* start Data lines *

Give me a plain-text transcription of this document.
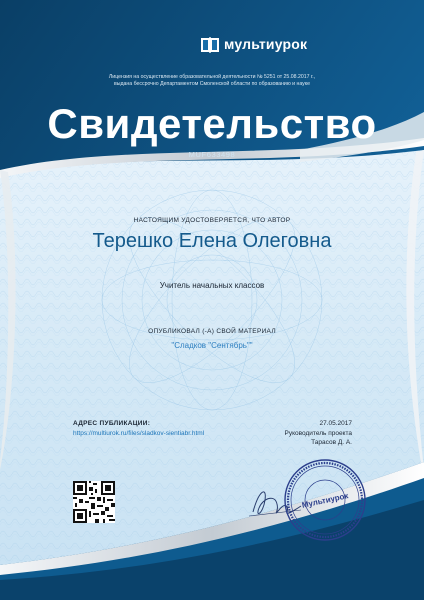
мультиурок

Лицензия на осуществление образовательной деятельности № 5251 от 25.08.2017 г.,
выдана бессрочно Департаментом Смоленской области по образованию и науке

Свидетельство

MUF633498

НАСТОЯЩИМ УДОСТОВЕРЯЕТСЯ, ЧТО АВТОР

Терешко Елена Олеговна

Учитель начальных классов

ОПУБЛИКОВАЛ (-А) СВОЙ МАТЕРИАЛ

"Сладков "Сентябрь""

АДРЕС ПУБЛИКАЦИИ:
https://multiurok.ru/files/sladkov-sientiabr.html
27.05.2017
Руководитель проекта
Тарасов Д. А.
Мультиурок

* end Data lines *
* start Data lines *

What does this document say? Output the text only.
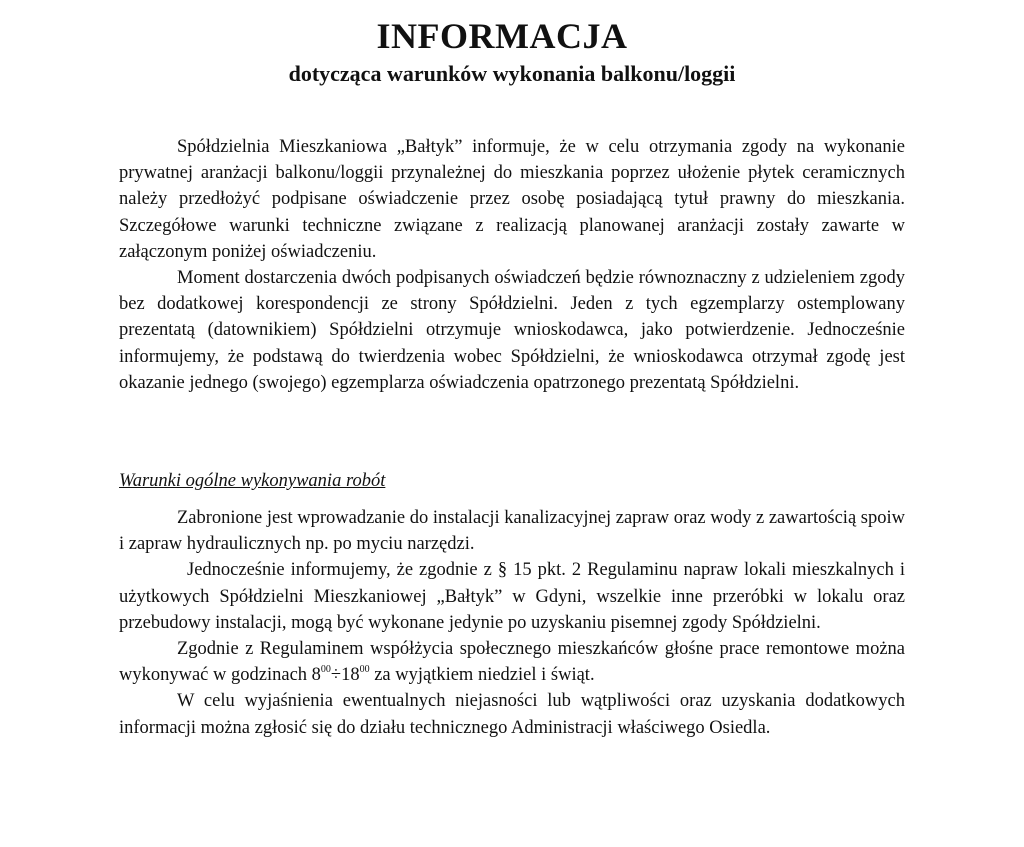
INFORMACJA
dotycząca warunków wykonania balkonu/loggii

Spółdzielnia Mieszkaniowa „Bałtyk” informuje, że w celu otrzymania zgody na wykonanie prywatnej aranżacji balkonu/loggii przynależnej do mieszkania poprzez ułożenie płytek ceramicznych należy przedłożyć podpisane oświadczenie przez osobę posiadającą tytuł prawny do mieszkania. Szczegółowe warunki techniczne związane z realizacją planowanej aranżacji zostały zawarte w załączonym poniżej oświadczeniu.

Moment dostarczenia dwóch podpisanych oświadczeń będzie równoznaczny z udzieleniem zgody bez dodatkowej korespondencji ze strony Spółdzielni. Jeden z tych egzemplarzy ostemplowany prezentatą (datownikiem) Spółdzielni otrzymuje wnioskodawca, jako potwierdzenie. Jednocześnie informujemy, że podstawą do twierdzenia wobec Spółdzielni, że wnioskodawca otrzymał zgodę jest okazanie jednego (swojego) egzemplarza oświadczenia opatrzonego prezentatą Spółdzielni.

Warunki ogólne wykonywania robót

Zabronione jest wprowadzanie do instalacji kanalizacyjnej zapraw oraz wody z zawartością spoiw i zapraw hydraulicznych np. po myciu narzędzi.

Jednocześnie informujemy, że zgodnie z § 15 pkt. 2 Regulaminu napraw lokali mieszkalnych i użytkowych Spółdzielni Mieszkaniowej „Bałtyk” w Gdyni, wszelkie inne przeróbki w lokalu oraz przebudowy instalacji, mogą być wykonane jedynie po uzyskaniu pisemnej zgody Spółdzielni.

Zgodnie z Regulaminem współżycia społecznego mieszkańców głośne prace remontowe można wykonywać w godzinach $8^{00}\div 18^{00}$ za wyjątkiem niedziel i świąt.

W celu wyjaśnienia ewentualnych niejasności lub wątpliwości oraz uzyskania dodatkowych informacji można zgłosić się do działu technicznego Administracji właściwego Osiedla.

* end Data lines *

In the records above, find the lines containing "informujemy" and copy them.

**Solution for this problem**
Moment dostarczenia dwóch podpisanych oświadczeń będzie równoznaczny z udzieleniem zgody bez dodatkowej korespondencji ze strony Spółdzielni. Jeden z tych egzemplarzy ostemplowany prezentatą (datownikiem) Spółdzielni otrzymuje wnioskodawca, jako potwierdzenie. Jednocześnie informujemy, że podstawą do twierdzenia wobec Spółdzielni, że wnioskodawca otrzymał zgodę jest okazanie jednego (swojego) egzemplarza oświadczenia opatrzonego prezentatą Spółdzielni.
Jednocześnie informujemy, że zgodnie z § 15 pkt. 2 Regulaminu napraw lokali mieszkalnych i użytkowych Spółdzielni Mieszkaniowej „Bałtyk” w Gdyni, wszelkie inne przeróbki w lokalu oraz przebudowy instalacji, mogą być wykonane jedynie po uzyskaniu pisemnej zgody Spółdzielni.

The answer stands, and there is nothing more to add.